▶ The records:
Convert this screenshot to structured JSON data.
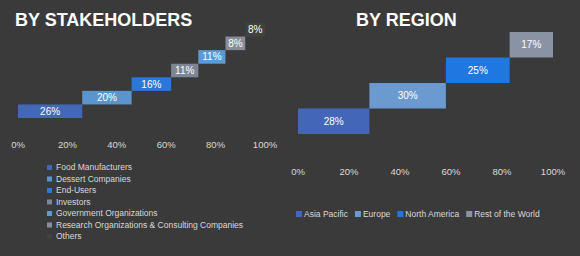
{
  "chart_data": [
    {
      "type": "waterfall",
      "title": "BY STAKEHOLDERS",
      "orientation": "horizontal",
      "categories": [
        "Food Manufacturers",
        "Dessert Companies",
        "End-Users",
        "Investors",
        "Government Organizations",
        "Research Organizations & Consulting Companies",
        "Others"
      ],
      "values": [
        26,
        20,
        16,
        11,
        11,
        8,
        8
      ],
      "value_labels": [
        "26%",
        "20%",
        "16%",
        "11%",
        "11%",
        "8%",
        "8%"
      ],
      "colors": [
        "#4468b8",
        "#5b95cf",
        "#2a78d8",
        "#7d8696",
        "#5c9ad4",
        "#8a8d9a",
        "#414141"
      ],
      "xlim": [
        0,
        100
      ],
      "xticks": [
        {
          "value": 0,
          "label": "0%"
        },
        {
          "value": 20,
          "label": "20%"
        },
        {
          "value": 40,
          "label": "40%"
        },
        {
          "value": 60,
          "label": "60%"
        },
        {
          "value": 80,
          "label": "80%"
        },
        {
          "value": 100,
          "label": "100%"
        }
      ],
      "data_labels": true,
      "tick_labels": "x",
      "grid": false,
      "legend": "bottom"
    },
    {
      "type": "waterfall",
      "title": "BY REGION",
      "orientation": "horizontal",
      "categories": [
        "Asia Pacific",
        "Europe",
        "North America",
        "Rest of the World"
      ],
      "values": [
        28,
        30,
        25,
        17
      ],
      "value_labels": [
        "28%",
        "30%",
        "25%",
        "17%"
      ],
      "colors": [
        "#4466b8",
        "#6a9ad0",
        "#1f77e0",
        "#8a93a3"
      ],
      "xlim": [
        0,
        100
      ],
      "xticks": [
        {
          "value": 0,
          "label": "0%"
        },
        {
          "value": 20,
          "label": "20%"
        },
        {
          "value": 40,
          "label": "40%"
        },
        {
          "value": 60,
          "label": "60%"
        },
        {
          "value": 80,
          "label": "80%"
        },
        {
          "value": 100,
          "label": "100%"
        }
      ],
      "data_labels": true,
      "tick_labels": "x",
      "grid": false,
      "legend": "bottom"
    }
  ]
}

▶ What is expected:
Omit the images and transcribe all of the records above word for word.

▶ The response:
Convert this screenshot to structured JSON data.
{
  "chart_data": [
    {
      "type": "waterfall",
      "title": "BY STAKEHOLDERS",
      "orientation": "horizontal",
      "categories": [
        "Food Manufacturers",
        "Dessert Companies",
        "End-Users",
        "Investors",
        "Government Organizations",
        "Research Organizations & Consulting Companies",
        "Others"
      ],
      "values": [
        26,
        20,
        16,
        11,
        11,
        8,
        8
      ],
      "value_labels": [
        "26%",
        "20%",
        "16%",
        "11%",
        "11%",
        "8%",
        "8%"
      ],
      "colors": [
        "#4468b8",
        "#5b95cf",
        "#2a78d8",
        "#7d8696",
        "#5c9ad4",
        "#8a8d9a",
        "#414141"
      ],
      "xlim": [
        0,
        100
      ],
      "xticks": [
        {
          "value": 0,
          "label": "0%"
        },
        {
          "value": 20,
          "label": "20%"
        },
        {
          "value": 40,
          "label": "40%"
        },
        {
          "value": 60,
          "label": "60%"
        },
        {
          "value": 80,
          "label": "80%"
        },
        {
          "value": 100,
          "label": "100%"
        }
      ],
      "data_labels": true,
      "tick_labels": "x",
      "grid": false,
      "legend": "bottom"
    },
    {
      "type": "waterfall",
      "title": "BY REGION",
      "orientation": "horizontal",
      "categories": [
        "Asia Pacific",
        "Europe",
        "North America",
        "Rest of the World"
      ],
      "values": [
        28,
        30,
        25,
        17
      ],
      "value_labels": [
        "28%",
        "30%",
        "25%",
        "17%"
      ],
      "colors": [
        "#4466b8",
        "#6a9ad0",
        "#1f77e0",
        "#8a93a3"
      ],
      "xlim": [
        0,
        100
      ],
      "xticks": [
        {
          "value": 0,
          "label": "0%"
        },
        {
          "value": 20,
          "label": "20%"
        },
        {
          "value": 40,
          "label": "40%"
        },
        {
          "value": 60,
          "label": "60%"
        },
        {
          "value": 80,
          "label": "80%"
        },
        {
          "value": 100,
          "label": "100%"
        }
      ],
      "data_labels": true,
      "tick_labels": "x",
      "grid": false,
      "legend": "bottom"
    }
  ]
}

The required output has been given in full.